# Stored data
+--

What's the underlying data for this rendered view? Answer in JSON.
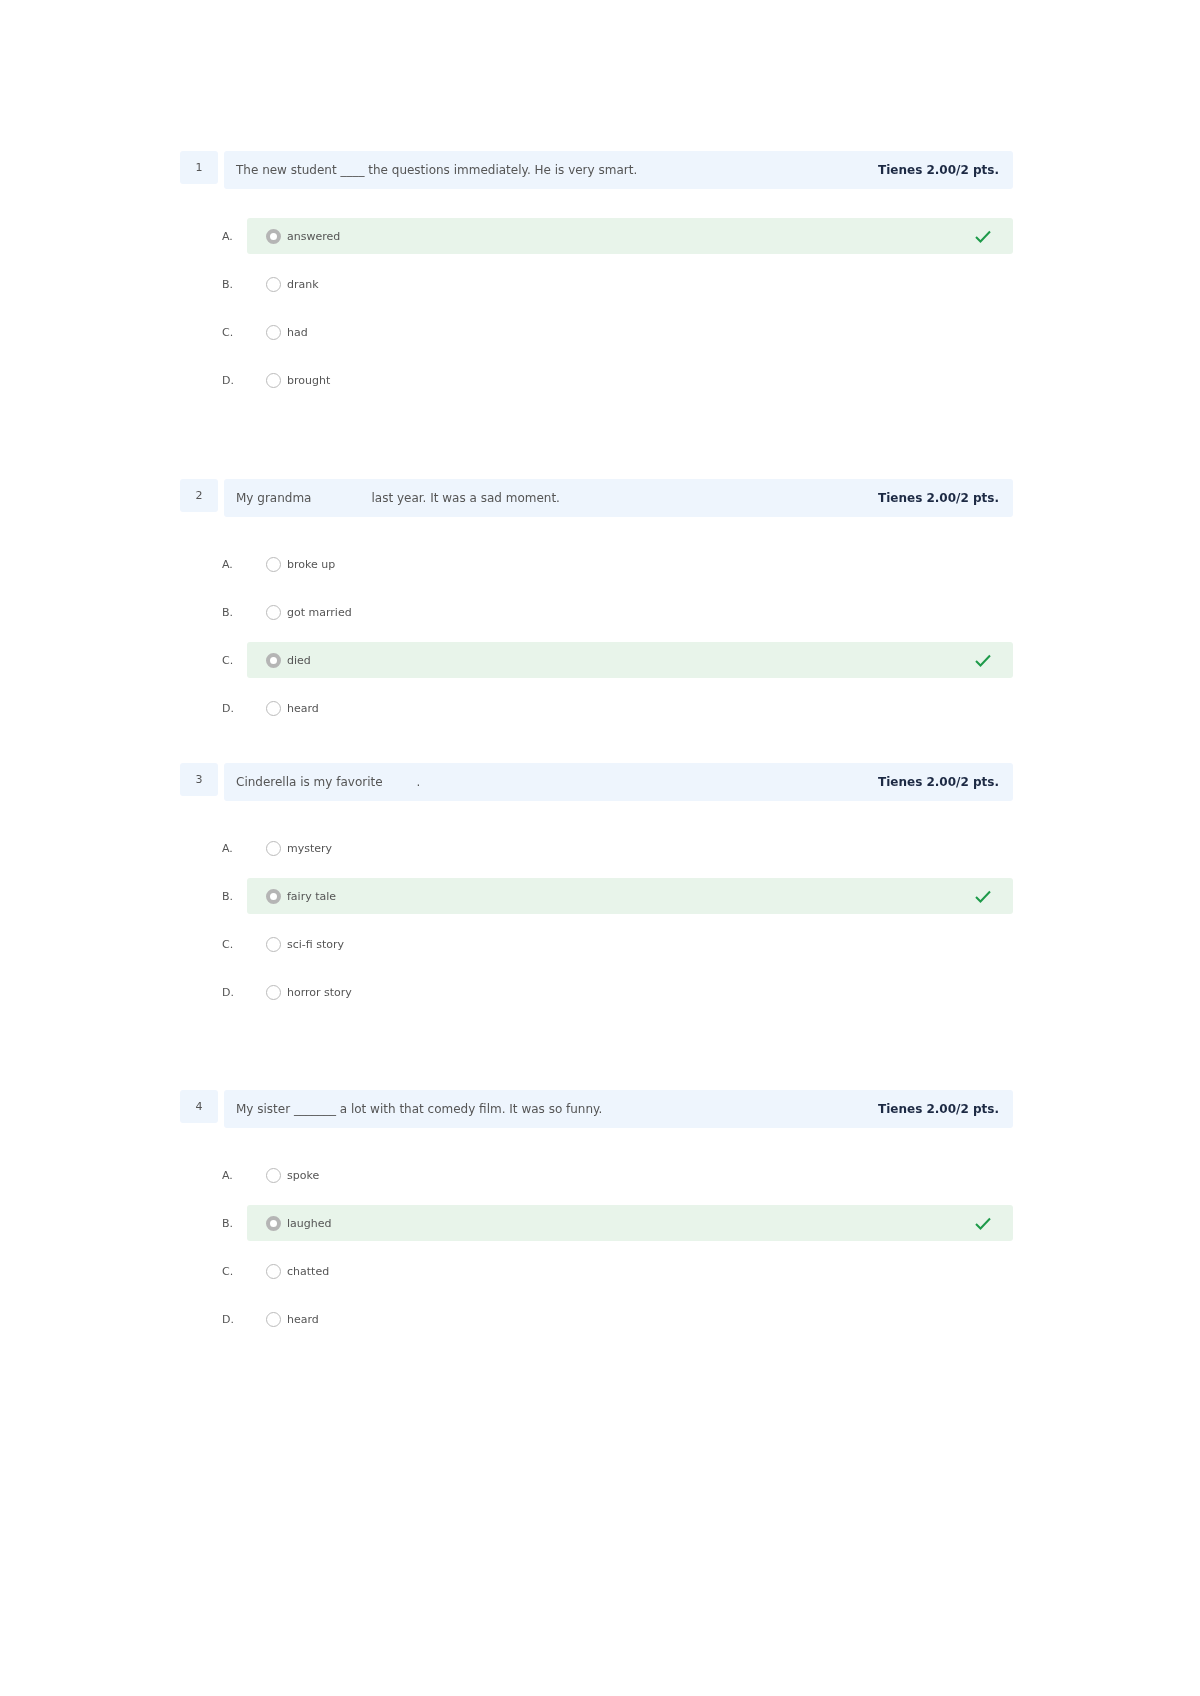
{
  "questions": [
    {
      "number": "1",
      "prompt": [
        "The new student ____ the questions immediately. He is very smart."
      ],
      "score": "Tienes 2.00/2 pts.",
      "options": [
        {
          "letter": "A.",
          "text": "answered",
          "selected": true,
          "correct": true
        },
        {
          "letter": "B.",
          "text": "drank",
          "selected": false,
          "correct": false
        },
        {
          "letter": "C.",
          "text": "had",
          "selected": false,
          "correct": false
        },
        {
          "letter": "D.",
          "text": "brought",
          "selected": false,
          "correct": false
        }
      ]
    },
    {
      "number": "2",
      "prompt": [
        "My grandma",
        "last year. It was a sad moment."
      ],
      "score": "Tienes 2.00/2 pts.",
      "options": [
        {
          "letter": "A.",
          "text": "broke up",
          "selected": false,
          "correct": false
        },
        {
          "letter": "B.",
          "text": "got married",
          "selected": false,
          "correct": false
        },
        {
          "letter": "C.",
          "text": "died",
          "selected": true,
          "correct": true
        },
        {
          "letter": "D.",
          "text": "heard",
          "selected": false,
          "correct": false
        }
      ]
    },
    {
      "number": "3",
      "prompt": [
        "Cinderella is my favorite",
        "."
      ],
      "score": "Tienes 2.00/2 pts.",
      "options": [
        {
          "letter": "A.",
          "text": "mystery",
          "selected": false,
          "correct": false
        },
        {
          "letter": "B.",
          "text": "fairy tale",
          "selected": true,
          "correct": true
        },
        {
          "letter": "C.",
          "text": "sci-fi story",
          "selected": false,
          "correct": false
        },
        {
          "letter": "D.",
          "text": "horror story",
          "selected": false,
          "correct": false
        }
      ]
    },
    {
      "number": "4",
      "prompt": [
        "My sister _______ a lot with that comedy film. It was so funny."
      ],
      "score": "Tienes 2.00/2 pts.",
      "options": [
        {
          "letter": "A.",
          "text": "spoke",
          "selected": false,
          "correct": false
        },
        {
          "letter": "B.",
          "text": "laughed",
          "selected": true,
          "correct": true
        },
        {
          "letter": "C.",
          "text": "chatted",
          "selected": false,
          "correct": false
        },
        {
          "letter": "D.",
          "text": "heard",
          "selected": false,
          "correct": false
        }
      ]
    }
  ]
}
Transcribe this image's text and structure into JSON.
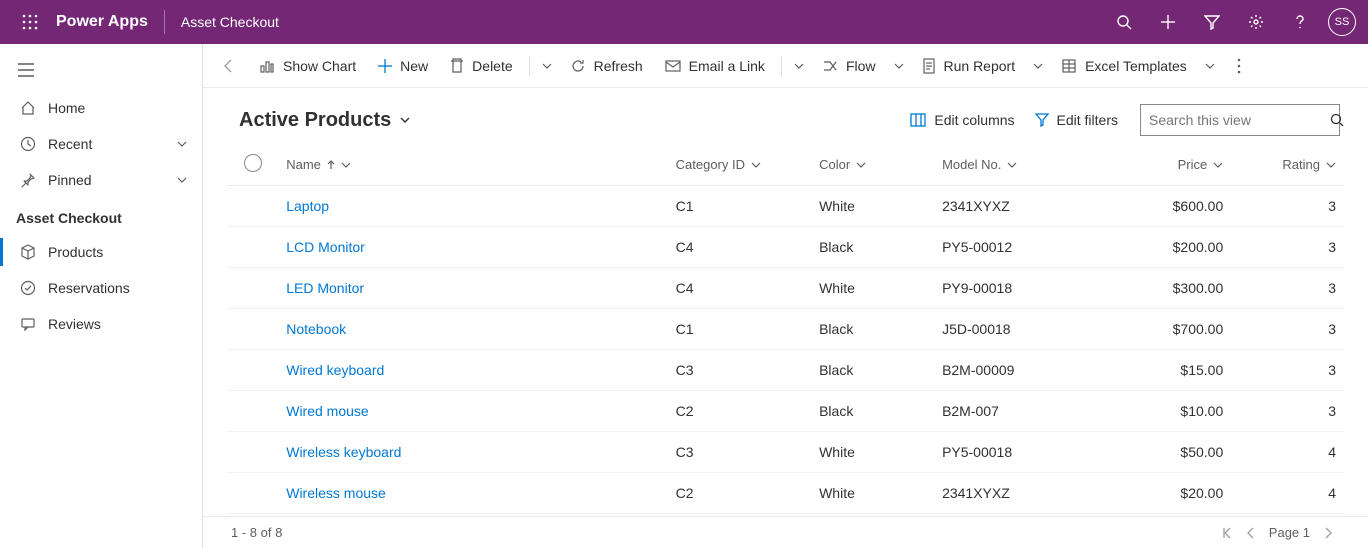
{
  "topbar": {
    "brand": "Power Apps",
    "appname": "Asset Checkout",
    "avatar": "SS"
  },
  "sidebar": {
    "home": "Home",
    "recent": "Recent",
    "pinned": "Pinned",
    "section": "Asset Checkout",
    "products": "Products",
    "reservations": "Reservations",
    "reviews": "Reviews"
  },
  "commands": {
    "showChart": "Show Chart",
    "new": "New",
    "delete": "Delete",
    "refresh": "Refresh",
    "emailLink": "Email a Link",
    "flow": "Flow",
    "runReport": "Run Report",
    "excelTemplates": "Excel Templates"
  },
  "view": {
    "title": "Active Products",
    "editColumns": "Edit columns",
    "editFilters": "Edit filters",
    "searchPlaceholder": "Search this view"
  },
  "columns": {
    "name": "Name",
    "category": "Category ID",
    "color": "Color",
    "model": "Model No.",
    "price": "Price",
    "rating": "Rating"
  },
  "rows": [
    {
      "name": "Laptop",
      "category": "C1",
      "color": "White",
      "model": "2341XYXZ",
      "price": "$600.00",
      "rating": "3"
    },
    {
      "name": "LCD Monitor",
      "category": "C4",
      "color": "Black",
      "model": "PY5-00012",
      "price": "$200.00",
      "rating": "3"
    },
    {
      "name": "LED Monitor",
      "category": "C4",
      "color": "White",
      "model": "PY9-00018",
      "price": "$300.00",
      "rating": "3"
    },
    {
      "name": "Notebook",
      "category": "C1",
      "color": "Black",
      "model": "J5D-00018",
      "price": "$700.00",
      "rating": "3"
    },
    {
      "name": "Wired keyboard",
      "category": "C3",
      "color": "Black",
      "model": "B2M-00009",
      "price": "$15.00",
      "rating": "3"
    },
    {
      "name": "Wired mouse",
      "category": "C2",
      "color": "Black",
      "model": "B2M-007",
      "price": "$10.00",
      "rating": "3"
    },
    {
      "name": "Wireless keyboard",
      "category": "C3",
      "color": "White",
      "model": "PY5-00018",
      "price": "$50.00",
      "rating": "4"
    },
    {
      "name": "Wireless mouse",
      "category": "C2",
      "color": "White",
      "model": "2341XYXZ",
      "price": "$20.00",
      "rating": "4"
    }
  ],
  "footer": {
    "count": "1 - 8 of 8",
    "page": "Page 1"
  }
}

+--

# Goal
Output the entries above exactly. Drop the pictures.

# Answer in full
What's the underlying data for this rendered view? Answer in JSON.
{
  "questions": [
    {
      "number": "1",
      "prompt": [
        "The new student ____ the questions immediately. He is very smart."
      ],
      "score": "Tienes 2.00/2 pts.",
      "options": [
        {
          "letter": "A.",
          "text": "answered",
          "selected": true,
          "correct": true
        },
        {
          "letter": "B.",
          "text": "drank",
          "selected": false,
          "correct": false
        },
        {
          "letter": "C.",
          "text": "had",
          "selected": false,
          "correct": false
        },
        {
          "letter": "D.",
          "text": "brought",
          "selected": false,
          "correct": false
        }
      ]
    },
    {
      "number": "2",
      "prompt": [
        "My grandma",
        "last year. It was a sad moment."
      ],
      "score": "Tienes 2.00/2 pts.",
      "options": [
        {
          "letter": "A.",
          "text": "broke up",
          "selected": false,
          "correct": false
        },
        {
          "letter": "B.",
          "text": "got married",
          "selected": false,
          "correct": false
        },
        {
          "letter": "C.",
          "text": "died",
          "selected": true,
          "correct": true
        },
        {
          "letter": "D.",
          "text": "heard",
          "selected": false,
          "correct": false
        }
      ]
    },
    {
      "number": "3",
      "prompt": [
        "Cinderella is my favorite",
        "."
      ],
      "score": "Tienes 2.00/2 pts.",
      "options": [
        {
          "letter": "A.",
          "text": "mystery",
          "selected": false,
          "correct": false
        },
        {
          "letter": "B.",
          "text": "fairy tale",
          "selected": true,
          "correct": true
        },
        {
          "letter": "C.",
          "text": "sci-fi story",
          "selected": false,
          "correct": false
        },
        {
          "letter": "D.",
          "text": "horror story",
          "selected": false,
          "correct": false
        }
      ]
    },
    {
      "number": "4",
      "prompt": [
        "My sister _______ a lot with that comedy film. It was so funny."
      ],
      "score": "Tienes 2.00/2 pts.",
      "options": [
        {
          "letter": "A.",
          "text": "spoke",
          "selected": false,
          "correct": false
        },
        {
          "letter": "B.",
          "text": "laughed",
          "selected": true,
          "correct": true
        },
        {
          "letter": "C.",
          "text": "chatted",
          "selected": false,
          "correct": false
        },
        {
          "letter": "D.",
          "text": "heard",
          "selected": false,
          "correct": false
        }
      ]
    }
  ]
}
Transcribe this image's text and structure into JSON.
{
  "topbar": {
    "brand": "Power Apps",
    "appname": "Asset Checkout",
    "avatar": "SS"
  },
  "sidebar": {
    "home": "Home",
    "recent": "Recent",
    "pinned": "Pinned",
    "section": "Asset Checkout",
    "products": "Products",
    "reservations": "Reservations",
    "reviews": "Reviews"
  },
  "commands": {
    "showChart": "Show Chart",
    "new": "New",
    "delete": "Delete",
    "refresh": "Refresh",
    "emailLink": "Email a Link",
    "flow": "Flow",
    "runReport": "Run Report",
    "excelTemplates": "Excel Templates"
  },
  "view": {
    "title": "Active Products",
    "editColumns": "Edit columns",
    "editFilters": "Edit filters",
    "searchPlaceholder": "Search this view"
  },
  "columns": {
    "name": "Name",
    "category": "Category ID",
    "color": "Color",
    "model": "Model No.",
    "price": "Price",
    "rating": "Rating"
  },
  "rows": [
    {
      "name": "Laptop",
      "category": "C1",
      "color": "White",
      "model": "2341XYXZ",
      "price": "$600.00",
      "rating": "3"
    },
    {
      "name": "LCD Monitor",
      "category": "C4",
      "color": "Black",
      "model": "PY5-00012",
      "price": "$200.00",
      "rating": "3"
    },
    {
      "name": "LED Monitor",
      "category": "C4",
      "color": "White",
      "model": "PY9-00018",
      "price": "$300.00",
      "rating": "3"
    },
    {
      "name": "Notebook",
      "category": "C1",
      "color": "Black",
      "model": "J5D-00018",
      "price": "$700.00",
      "rating": "3"
    },
    {
      "name": "Wired keyboard",
      "category": "C3",
      "color": "Black",
      "model": "B2M-00009",
      "price": "$15.00",
      "rating": "3"
    },
    {
      "name": "Wired mouse",
      "category": "C2",
      "color": "Black",
      "model": "B2M-007",
      "price": "$10.00",
      "rating": "3"
    },
    {
      "name": "Wireless keyboard",
      "category": "C3",
      "color": "White",
      "model": "PY5-00018",
      "price": "$50.00",
      "rating": "4"
    },
    {
      "name": "Wireless mouse",
      "category": "C2",
      "color": "White",
      "model": "2341XYXZ",
      "price": "$20.00",
      "rating": "4"
    }
  ],
  "footer": {
    "count": "1 - 8 of 8",
    "page": "Page 1"
  }
}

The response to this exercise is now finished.